→ **DIRECTIONS FOR THIS TASK**: Report how many lines in the records below contain the word "Jonathan". Give only the number.
Start DATASET
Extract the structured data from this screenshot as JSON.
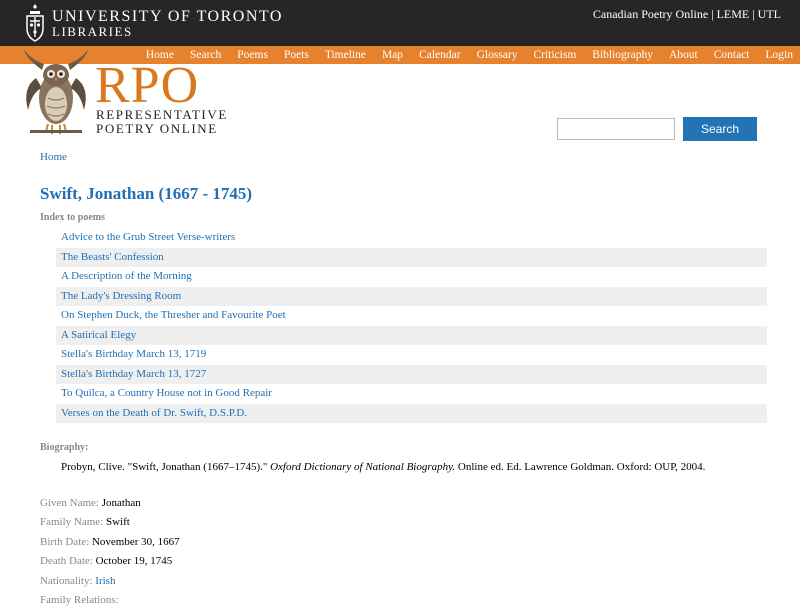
{
  "header": {
    "uoft_line1": "UNIVERSITY OF TORONTO",
    "uoft_line2": "LIBRARIES",
    "top_links": [
      "Canadian Poetry Online",
      "LEME",
      "UTL"
    ],
    "top_sep": "|",
    "rpo": "RPO",
    "rpo_sub1": "REPRESENTATIVE",
    "rpo_sub2": "POETRY ONLINE"
  },
  "nav": [
    "Home",
    "Search",
    "Poems",
    "Poets",
    "Timeline",
    "Map",
    "Calendar",
    "Glossary",
    "Criticism",
    "Bibliography",
    "About",
    "Contact",
    "Login"
  ],
  "search": {
    "button": "Search",
    "placeholder": ""
  },
  "breadcrumb": "Home",
  "title": "Swift, Jonathan (1667 - 1745)",
  "index_label": "Index to poems",
  "poems": [
    "Advice to the Grub Street Verse-writers",
    "The Beasts' Confession",
    "A Description of the Morning",
    "The Lady's Dressing Room",
    "On Stephen Duck, the Thresher and Favourite Poet",
    "A Satirical Elegy",
    "Stella's Birthday March 13, 1719",
    "Stella's Birthday March 13, 1727",
    "To Quilca, a Country House not in Good Repair",
    "Verses on the Death of Dr. Swift, D.S.P.D."
  ],
  "biography": {
    "label": "Biography:",
    "pre": "Probyn, Clive. \"Swift, Jonathan (1667–1745).\"",
    "italic": "Oxford Dictionary of National Biography.",
    "post": "Online ed. Ed. Lawrence Goldman. Oxford: OUP, 2004."
  },
  "details": {
    "given_name_label": "Given Name:",
    "given_name": "Jonathan",
    "family_name_label": "Family Name:",
    "family_name": "Swift",
    "birth_label": "Birth Date:",
    "birth": "November 30, 1667",
    "death_label": "Death Date:",
    "death": "October 19, 1745",
    "nationality_label": "Nationality:",
    "nationality": "Irish",
    "relations_label": "Family Relations:"
  }
}
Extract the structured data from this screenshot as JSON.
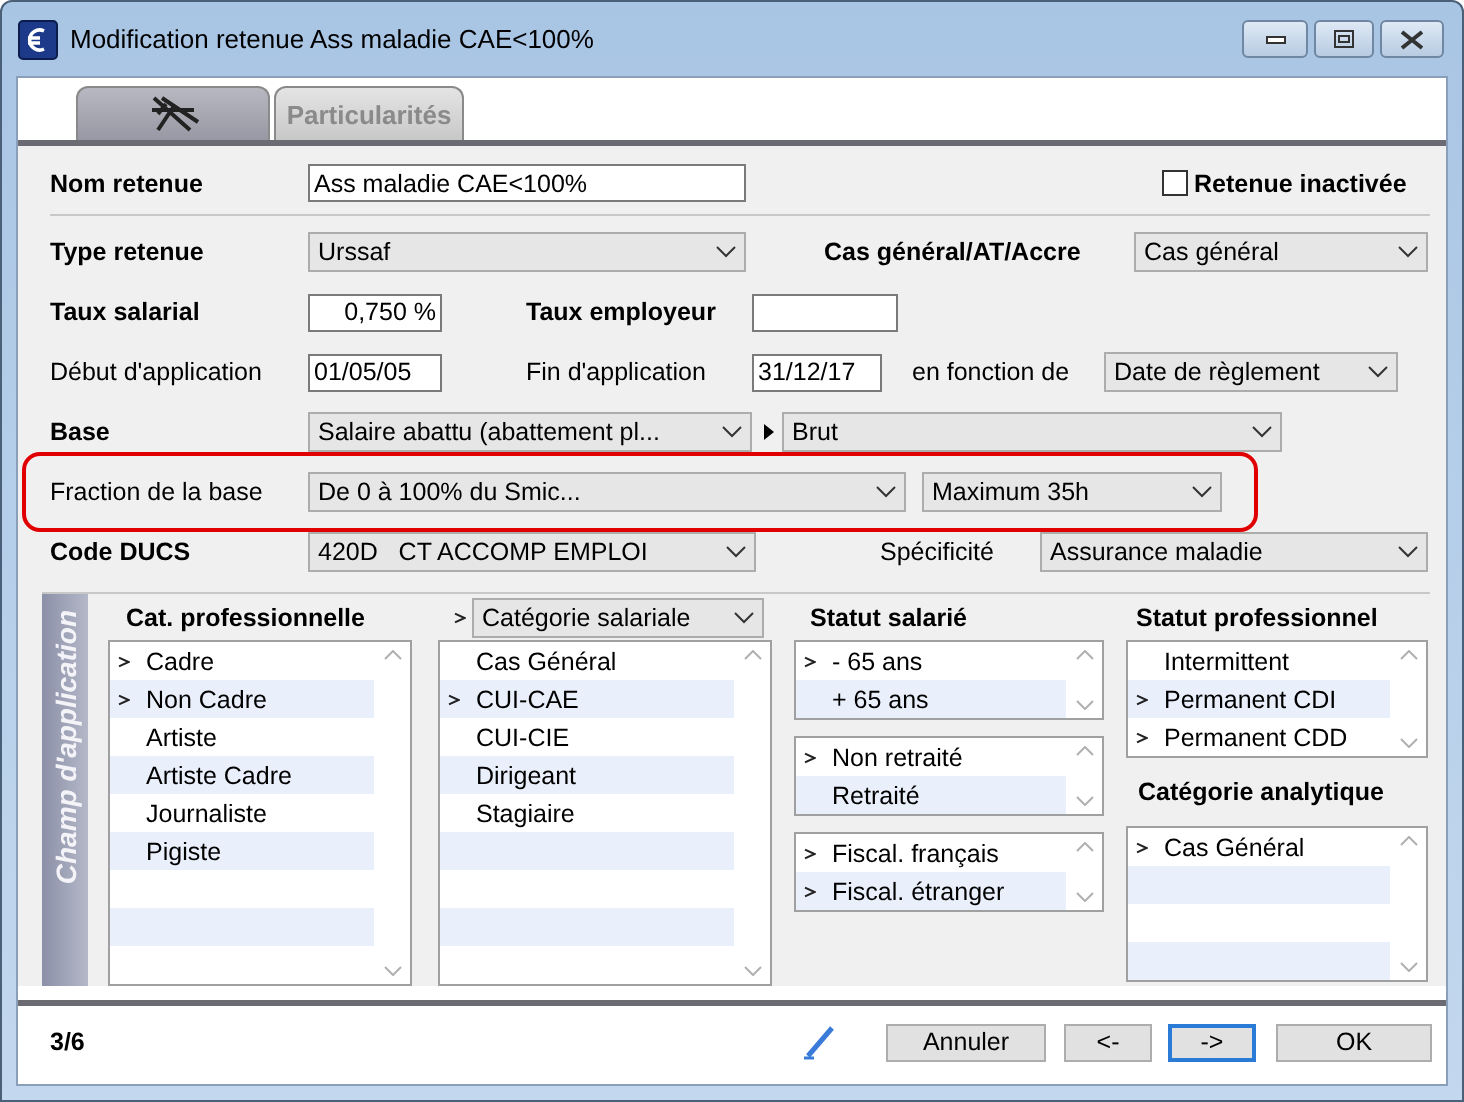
{
  "window": {
    "title": "Modification retenue Ass maladie CAE<100%"
  },
  "tabs": [
    {
      "kind": "icon",
      "selected": true
    },
    {
      "kind": "text",
      "label": "Particularités",
      "selected": false
    }
  ],
  "form": {
    "nom_retenue": {
      "label": "Nom retenue",
      "value": "Ass maladie CAE<100%"
    },
    "retenue_inactivee": {
      "label": "Retenue inactivée",
      "checked": false
    },
    "type_retenue": {
      "label": "Type retenue",
      "value": "Urssaf"
    },
    "cas_general": {
      "label": "Cas général/AT/Accre",
      "value": "Cas général"
    },
    "taux_salarial": {
      "label": "Taux salarial",
      "value": "0,750 %"
    },
    "taux_employeur": {
      "label": "Taux employeur"
    },
    "debut": {
      "label": "Début d'application",
      "value": "01/05/05"
    },
    "fin": {
      "label": "Fin d'application",
      "value": "31/12/17"
    },
    "en_fonction_de": {
      "label": "en fonction de",
      "value": "Date de règlement"
    },
    "base": {
      "label": "Base",
      "value": "Salaire abattu (abattement pl...",
      "value_2": "Brut"
    },
    "fraction": {
      "label": "Fraction de la base",
      "value": "De 0 à 100% du Smic...",
      "value_2": "Maximum 35h",
      "highlighted": true
    },
    "code_ducs": {
      "label": "Code DUCS",
      "value": "420D   CT ACCOMP EMPLOI"
    },
    "specificite": {
      "label": "Spécificité",
      "value": "Assurance maladie"
    }
  },
  "champ_application": {
    "title": "Champ d'application",
    "cat_professionnelle": {
      "title": "Cat. professionnelle",
      "items": [
        {
          "label": "Cadre",
          "checked": true
        },
        {
          "label": "Non Cadre",
          "checked": true
        },
        {
          "label": "Artiste",
          "checked": false
        },
        {
          "label": "Artiste Cadre",
          "checked": false
        },
        {
          "label": "Journaliste",
          "checked": false
        },
        {
          "label": "Pigiste",
          "checked": false
        }
      ]
    },
    "categorie": {
      "value": "Catégorie salariale",
      "items": [
        {
          "label": "Cas Général",
          "checked": false
        },
        {
          "label": "CUI-CAE",
          "checked": true
        },
        {
          "label": "CUI-CIE",
          "checked": false
        },
        {
          "label": "Dirigeant",
          "checked": false
        },
        {
          "label": "Stagiaire",
          "checked": false
        }
      ]
    },
    "statut_salarie": {
      "title": "Statut salarié",
      "lists": [
        {
          "items": [
            {
              "label": "- 65 ans",
              "checked": true
            },
            {
              "label": "+ 65 ans",
              "checked": false
            }
          ]
        },
        {
          "items": [
            {
              "label": "Non retraité",
              "checked": true
            },
            {
              "label": "Retraité",
              "checked": false
            }
          ]
        },
        {
          "items": [
            {
              "label": "Fiscal. français",
              "checked": true
            },
            {
              "label": "Fiscal. étranger",
              "checked": true
            }
          ]
        }
      ]
    },
    "statut_professionnel": {
      "title": "Statut professionnel",
      "items": [
        {
          "label": "Intermittent",
          "checked": false
        },
        {
          "label": "Permanent CDI",
          "checked": true
        },
        {
          "label": "Permanent CDD",
          "checked": true
        }
      ]
    },
    "categorie_analytique": {
      "title": "Catégorie analytique",
      "items": [
        {
          "label": "Cas Général",
          "checked": true
        }
      ]
    }
  },
  "footer": {
    "page": "3/6",
    "buttons": [
      {
        "label": "Annuler",
        "focused": false
      },
      {
        "label": "<-",
        "focused": false
      },
      {
        "label": "->",
        "focused": true
      },
      {
        "label": "OK",
        "focused": false
      }
    ]
  }
}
End DATASET
→ **COMPLETED EXERCISE**: 3